| What the task asks |
Of all the lines in the material below, how many include the string "data"? Give the number only.

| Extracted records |
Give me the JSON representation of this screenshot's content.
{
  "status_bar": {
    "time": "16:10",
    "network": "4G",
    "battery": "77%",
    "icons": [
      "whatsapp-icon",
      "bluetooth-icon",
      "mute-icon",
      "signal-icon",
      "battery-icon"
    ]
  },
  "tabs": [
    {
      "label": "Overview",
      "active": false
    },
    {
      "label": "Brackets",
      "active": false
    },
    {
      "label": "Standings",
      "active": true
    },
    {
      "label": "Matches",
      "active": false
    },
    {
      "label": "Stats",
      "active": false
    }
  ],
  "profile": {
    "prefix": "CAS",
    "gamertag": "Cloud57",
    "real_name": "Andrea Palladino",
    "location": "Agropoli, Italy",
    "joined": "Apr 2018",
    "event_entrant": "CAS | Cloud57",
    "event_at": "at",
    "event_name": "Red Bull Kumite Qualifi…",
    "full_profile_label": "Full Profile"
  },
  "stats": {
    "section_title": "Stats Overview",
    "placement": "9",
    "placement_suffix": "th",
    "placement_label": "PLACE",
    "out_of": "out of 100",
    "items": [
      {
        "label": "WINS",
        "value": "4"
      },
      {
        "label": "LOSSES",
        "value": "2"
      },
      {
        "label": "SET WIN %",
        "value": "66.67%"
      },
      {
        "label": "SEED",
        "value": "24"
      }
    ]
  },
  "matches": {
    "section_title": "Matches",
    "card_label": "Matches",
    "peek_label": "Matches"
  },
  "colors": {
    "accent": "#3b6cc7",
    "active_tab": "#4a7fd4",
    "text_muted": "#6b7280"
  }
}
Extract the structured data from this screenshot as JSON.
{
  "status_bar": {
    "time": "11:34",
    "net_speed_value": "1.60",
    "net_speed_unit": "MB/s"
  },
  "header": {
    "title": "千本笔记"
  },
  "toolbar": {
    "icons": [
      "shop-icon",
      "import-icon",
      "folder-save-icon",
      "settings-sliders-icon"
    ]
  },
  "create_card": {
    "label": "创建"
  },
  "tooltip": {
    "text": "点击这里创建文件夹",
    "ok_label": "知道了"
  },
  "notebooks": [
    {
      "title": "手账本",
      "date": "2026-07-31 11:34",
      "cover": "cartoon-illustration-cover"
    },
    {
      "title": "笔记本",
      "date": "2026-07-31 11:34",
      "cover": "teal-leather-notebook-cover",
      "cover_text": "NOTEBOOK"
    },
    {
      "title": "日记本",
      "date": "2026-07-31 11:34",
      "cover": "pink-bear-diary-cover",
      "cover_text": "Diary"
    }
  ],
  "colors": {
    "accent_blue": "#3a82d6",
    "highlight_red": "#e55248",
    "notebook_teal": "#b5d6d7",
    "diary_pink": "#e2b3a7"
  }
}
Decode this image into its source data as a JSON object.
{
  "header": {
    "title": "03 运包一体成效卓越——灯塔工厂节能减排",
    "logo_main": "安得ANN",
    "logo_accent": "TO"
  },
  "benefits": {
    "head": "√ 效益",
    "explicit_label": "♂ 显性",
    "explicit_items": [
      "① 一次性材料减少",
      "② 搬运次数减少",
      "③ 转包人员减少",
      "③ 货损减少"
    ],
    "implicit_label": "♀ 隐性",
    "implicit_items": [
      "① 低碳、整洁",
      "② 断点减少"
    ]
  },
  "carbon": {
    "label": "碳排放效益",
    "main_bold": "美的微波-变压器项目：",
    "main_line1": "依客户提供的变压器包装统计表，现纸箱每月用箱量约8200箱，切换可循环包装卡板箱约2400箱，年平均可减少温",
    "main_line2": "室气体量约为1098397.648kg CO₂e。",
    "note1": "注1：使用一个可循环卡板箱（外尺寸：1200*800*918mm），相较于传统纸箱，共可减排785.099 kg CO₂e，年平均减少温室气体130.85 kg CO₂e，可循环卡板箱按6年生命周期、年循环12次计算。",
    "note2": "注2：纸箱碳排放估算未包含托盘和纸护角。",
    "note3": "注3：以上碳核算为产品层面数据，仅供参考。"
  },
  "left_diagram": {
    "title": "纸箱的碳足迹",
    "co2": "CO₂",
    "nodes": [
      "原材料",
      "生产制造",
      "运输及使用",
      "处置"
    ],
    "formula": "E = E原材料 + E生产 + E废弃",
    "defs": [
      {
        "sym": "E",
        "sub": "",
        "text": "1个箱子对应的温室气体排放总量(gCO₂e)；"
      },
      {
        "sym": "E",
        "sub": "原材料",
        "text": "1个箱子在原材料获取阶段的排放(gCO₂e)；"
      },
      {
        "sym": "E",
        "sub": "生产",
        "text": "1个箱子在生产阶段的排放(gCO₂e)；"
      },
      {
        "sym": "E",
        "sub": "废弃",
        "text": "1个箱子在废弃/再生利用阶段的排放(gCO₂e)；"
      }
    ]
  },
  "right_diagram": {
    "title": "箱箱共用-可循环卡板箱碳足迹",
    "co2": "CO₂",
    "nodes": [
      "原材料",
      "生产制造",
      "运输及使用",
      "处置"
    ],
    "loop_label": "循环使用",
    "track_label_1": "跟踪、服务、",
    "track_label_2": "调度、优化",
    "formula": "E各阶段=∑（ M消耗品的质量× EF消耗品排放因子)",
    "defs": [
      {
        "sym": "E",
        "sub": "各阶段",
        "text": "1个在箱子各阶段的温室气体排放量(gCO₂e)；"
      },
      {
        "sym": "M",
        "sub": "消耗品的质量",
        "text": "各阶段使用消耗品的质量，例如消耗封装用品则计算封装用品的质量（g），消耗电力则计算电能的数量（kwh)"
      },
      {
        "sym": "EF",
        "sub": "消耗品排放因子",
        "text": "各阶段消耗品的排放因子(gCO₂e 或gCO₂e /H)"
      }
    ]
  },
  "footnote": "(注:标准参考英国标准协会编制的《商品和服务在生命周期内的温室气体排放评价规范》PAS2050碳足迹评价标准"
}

| Response to this task |
2